Items from a figure collection:
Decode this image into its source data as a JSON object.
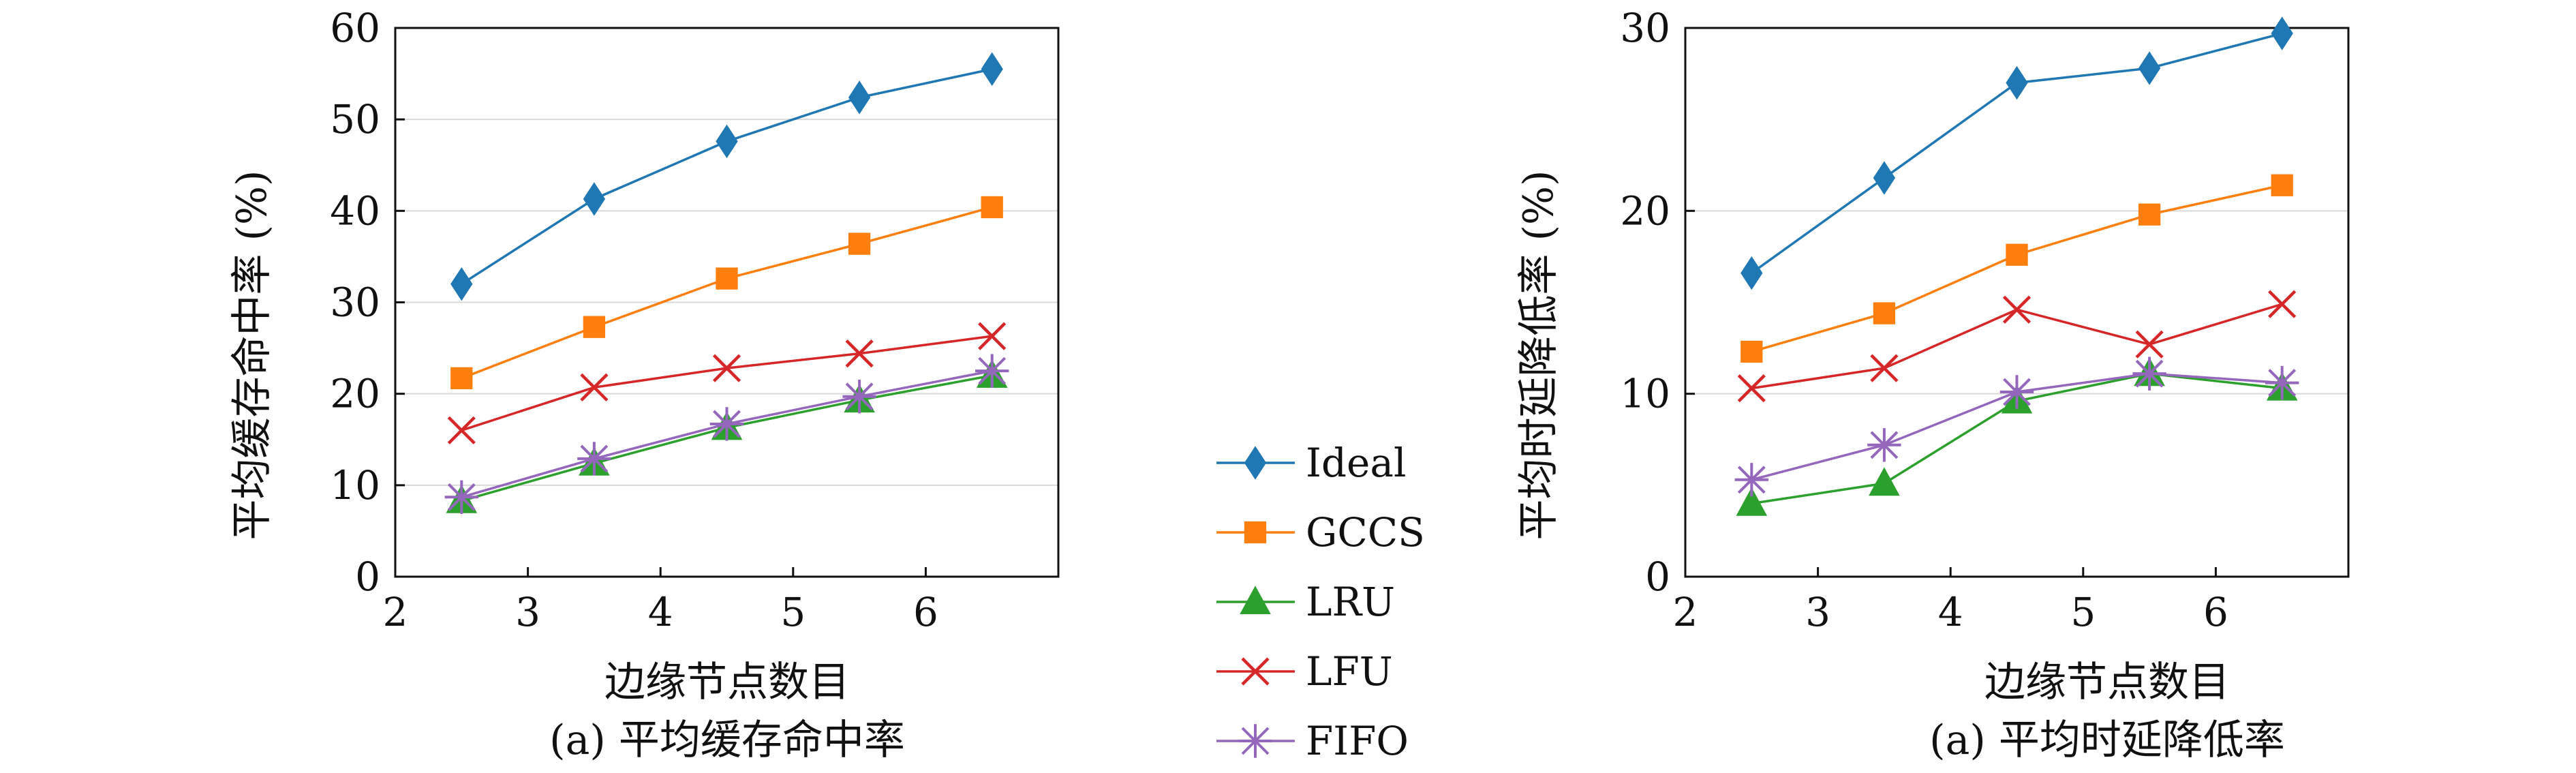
{
  "chart_data": [
    {
      "type": "line",
      "title": "",
      "caption": "(a) 平均缓存命中率",
      "xlabel": "边缘节点数目",
      "ylabel": "平均缓存命中率 (%)",
      "xlim": [
        2,
        7
      ],
      "ylim": [
        0,
        60
      ],
      "xticks": [
        2,
        3,
        4,
        5,
        6
      ],
      "yticks": [
        0,
        10,
        20,
        30,
        40,
        50,
        60
      ],
      "grid": "horizontal",
      "x": [
        2.5,
        3.5,
        4.5,
        5.5,
        6.5
      ],
      "series": [
        {
          "name": "Ideal",
          "values": [
            32.0,
            41.3,
            47.6,
            52.4,
            55.5
          ]
        },
        {
          "name": "GCCS",
          "values": [
            21.7,
            27.3,
            32.6,
            36.4,
            40.4
          ]
        },
        {
          "name": "LRU",
          "values": [
            8.3,
            12.4,
            16.3,
            19.3,
            22.0
          ]
        },
        {
          "name": "LFU",
          "values": [
            16.0,
            20.7,
            22.8,
            24.4,
            26.3
          ]
        },
        {
          "name": "FIFO",
          "values": [
            8.7,
            12.9,
            16.7,
            19.7,
            22.5
          ]
        }
      ]
    },
    {
      "type": "line",
      "title": "",
      "caption": "(a) 平均时延降低率",
      "xlabel": "边缘节点数目",
      "ylabel": "平均时延降低率 (%)",
      "xlim": [
        2,
        7
      ],
      "ylim": [
        0,
        30
      ],
      "xticks": [
        2,
        3,
        4,
        5,
        6
      ],
      "yticks": [
        0,
        10,
        20,
        30
      ],
      "grid": "horizontal",
      "x": [
        2.5,
        3.5,
        4.5,
        5.5,
        6.5
      ],
      "series": [
        {
          "name": "Ideal",
          "values": [
            16.6,
            21.8,
            27.0,
            27.8,
            29.7
          ]
        },
        {
          "name": "GCCS",
          "values": [
            12.3,
            14.4,
            17.6,
            19.8,
            21.4
          ]
        },
        {
          "name": "LRU",
          "values": [
            4.0,
            5.1,
            9.6,
            11.1,
            10.3
          ]
        },
        {
          "name": "LFU",
          "values": [
            10.3,
            11.4,
            14.6,
            12.7,
            14.9
          ]
        },
        {
          "name": "FIFO",
          "values": [
            5.3,
            7.2,
            10.1,
            11.1,
            10.6
          ]
        }
      ]
    }
  ],
  "legend": {
    "placement": "between-panels",
    "entries": [
      {
        "name": "Ideal",
        "color": "#1f77b4",
        "marker": "diamond-icon"
      },
      {
        "name": "GCCS",
        "color": "#ff7f0e",
        "marker": "square-icon"
      },
      {
        "name": "LRU",
        "color": "#2ca02c",
        "marker": "triangle-icon"
      },
      {
        "name": "LFU",
        "color": "#d62728",
        "marker": "x-icon"
      },
      {
        "name": "FIFO",
        "color": "#9467bd",
        "marker": "asterisk-icon"
      }
    ]
  }
}
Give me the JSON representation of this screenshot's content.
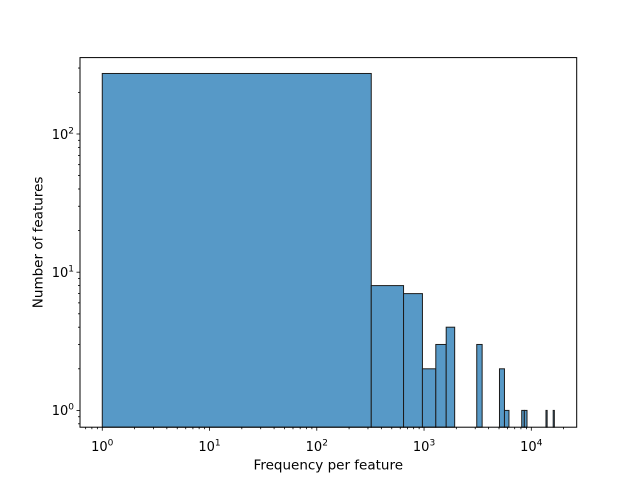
{
  "chart_data": {
    "type": "bar",
    "subtype": "histogram",
    "title": "",
    "xlabel": "Frequency per feature",
    "ylabel": "Number of features",
    "xscale": "log",
    "yscale": "log",
    "xlim": [
      0.62,
      26500
    ],
    "ylim": [
      0.756,
      357
    ],
    "grid": false,
    "legend": null,
    "x_ticks": [
      {
        "value": 1,
        "label": "10⁰",
        "exp": "0"
      },
      {
        "value": 10,
        "label": "10¹",
        "exp": "1"
      },
      {
        "value": 100,
        "label": "10²",
        "exp": "2"
      },
      {
        "value": 1000,
        "label": "10³",
        "exp": "3"
      },
      {
        "value": 10000,
        "label": "10⁴",
        "exp": "4"
      }
    ],
    "y_ticks": [
      {
        "value": 1,
        "label": "10⁰",
        "exp": "0"
      },
      {
        "value": 10,
        "label": "10¹",
        "exp": "1"
      },
      {
        "value": 100,
        "label": "10²",
        "exp": "2"
      }
    ],
    "bars": [
      {
        "x0": 1,
        "x1": 322,
        "count": 274
      },
      {
        "x0": 322,
        "x1": 644,
        "count": 8
      },
      {
        "x0": 644,
        "x1": 966,
        "count": 7
      },
      {
        "x0": 966,
        "x1": 1287,
        "count": 2
      },
      {
        "x0": 1287,
        "x1": 1609,
        "count": 3
      },
      {
        "x0": 1609,
        "x1": 1930,
        "count": 4
      },
      {
        "x0": 3100,
        "x1": 3480,
        "count": 3
      },
      {
        "x0": 5050,
        "x1": 5620,
        "count": 2
      },
      {
        "x0": 5620,
        "x1": 6190,
        "count": 1
      },
      {
        "x0": 8140,
        "x1": 8610,
        "count": 1
      },
      {
        "x0": 8610,
        "x1": 9120,
        "count": 1
      },
      {
        "x0": 13700,
        "x1": 14050,
        "count": 1
      },
      {
        "x0": 16000,
        "x1": 16400,
        "count": 1
      }
    ],
    "colors": {
      "bar_fill": "#5799c7",
      "bar_edge": "#1c1c1c",
      "axis": "#000000",
      "background": "#ffffff"
    }
  }
}
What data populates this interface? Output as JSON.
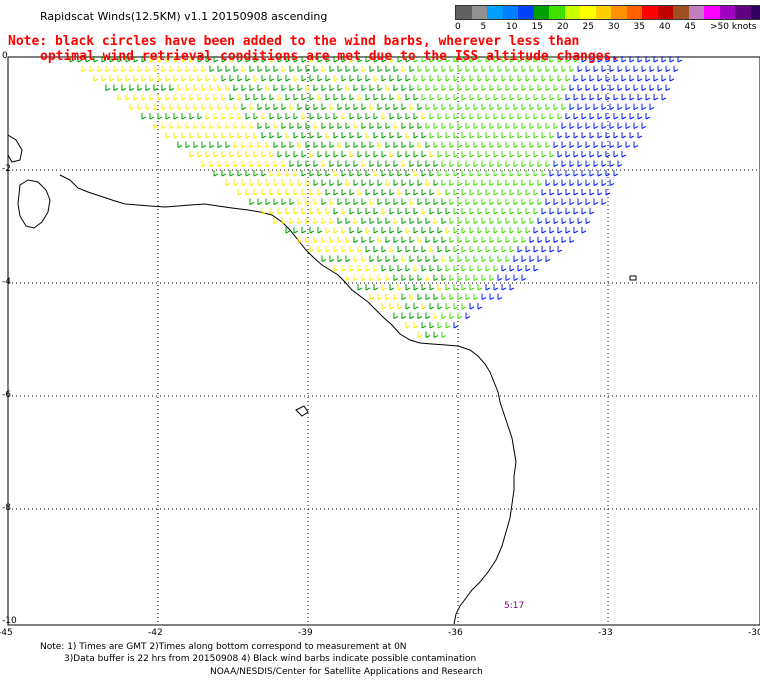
{
  "title": "Rapidscat Winds(12.5KM) v1.1 20150908 ascending",
  "note_line1": "Note: black circles have been added to the wind barbs, wherever less than",
  "note_line2": "optimal wind retrieval conditions are met due to the ISS altitude changes.",
  "legend": {
    "ticks": [
      "0",
      "5",
      "10",
      "15",
      "20",
      "25",
      "30",
      "35",
      "40",
      "45",
      ">50 knots"
    ],
    "colors": [
      "#606060",
      "#909090",
      "#00a0ff",
      "#0080ff",
      "#0040ff",
      "#00a000",
      "#40e000",
      "#c8ff00",
      "#ffff00",
      "#ffd000",
      "#ff9000",
      "#ff6000",
      "#ff0000",
      "#c00000",
      "#a05020",
      "#c080c0",
      "#ff00ff",
      "#a000c0",
      "#600080",
      "#300060"
    ]
  },
  "map": {
    "x_ticks": [
      "-45",
      "-42",
      "-39",
      "-36",
      "-33",
      "-30"
    ],
    "y_ticks": [
      "0",
      "-2",
      "-4",
      "-6",
      "-8",
      "-10"
    ],
    "time_label": "5:17",
    "barb_colors": {
      "low": "#ffee00",
      "mid": "#00a000",
      "green": "#40e000",
      "high": "#0020ff"
    }
  },
  "footer": {
    "line1": "Note: 1) Times are GMT 2)Times along bottom correspond to measurement at 0N",
    "line2": "3)Data buffer is 22 hrs from 20150908 4) Black wind barbs indicate possible contamination",
    "line3": "NOAA/NESDIS/Center for Satellite Applications and Research"
  }
}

Job:
From the line that contains "What data populates" to the end of the material above, output every line exactly, both ends included, but leave out any pictures.

Answer to this task:
What data populates this interface? Output as JSON.
{
  "title": "Rapidscat Winds(12.5KM) v1.1 20150908 ascending",
  "note_line1": "Note: black circles have been added to the wind barbs, wherever less than",
  "note_line2": "optimal wind retrieval conditions are met due to the ISS altitude changes.",
  "legend": {
    "ticks": [
      "0",
      "5",
      "10",
      "15",
      "20",
      "25",
      "30",
      "35",
      "40",
      "45",
      ">50 knots"
    ],
    "colors": [
      "#606060",
      "#909090",
      "#00a0ff",
      "#0080ff",
      "#0040ff",
      "#00a000",
      "#40e000",
      "#c8ff00",
      "#ffff00",
      "#ffd000",
      "#ff9000",
      "#ff6000",
      "#ff0000",
      "#c00000",
      "#a05020",
      "#c080c0",
      "#ff00ff",
      "#a000c0",
      "#600080",
      "#300060"
    ]
  },
  "map": {
    "x_ticks": [
      "-45",
      "-42",
      "-39",
      "-36",
      "-33",
      "-30"
    ],
    "y_ticks": [
      "0",
      "-2",
      "-4",
      "-6",
      "-8",
      "-10"
    ],
    "time_label": "5:17",
    "barb_colors": {
      "low": "#ffee00",
      "mid": "#00a000",
      "green": "#40e000",
      "high": "#0020ff"
    }
  },
  "footer": {
    "line1": "Note: 1) Times are GMT 2)Times along bottom correspond to measurement at 0N",
    "line2": "3)Data buffer is 22 hrs from 20150908 4) Black wind barbs indicate possible contamination",
    "line3": "NOAA/NESDIS/Center for Satellite Applications and Research"
  }
}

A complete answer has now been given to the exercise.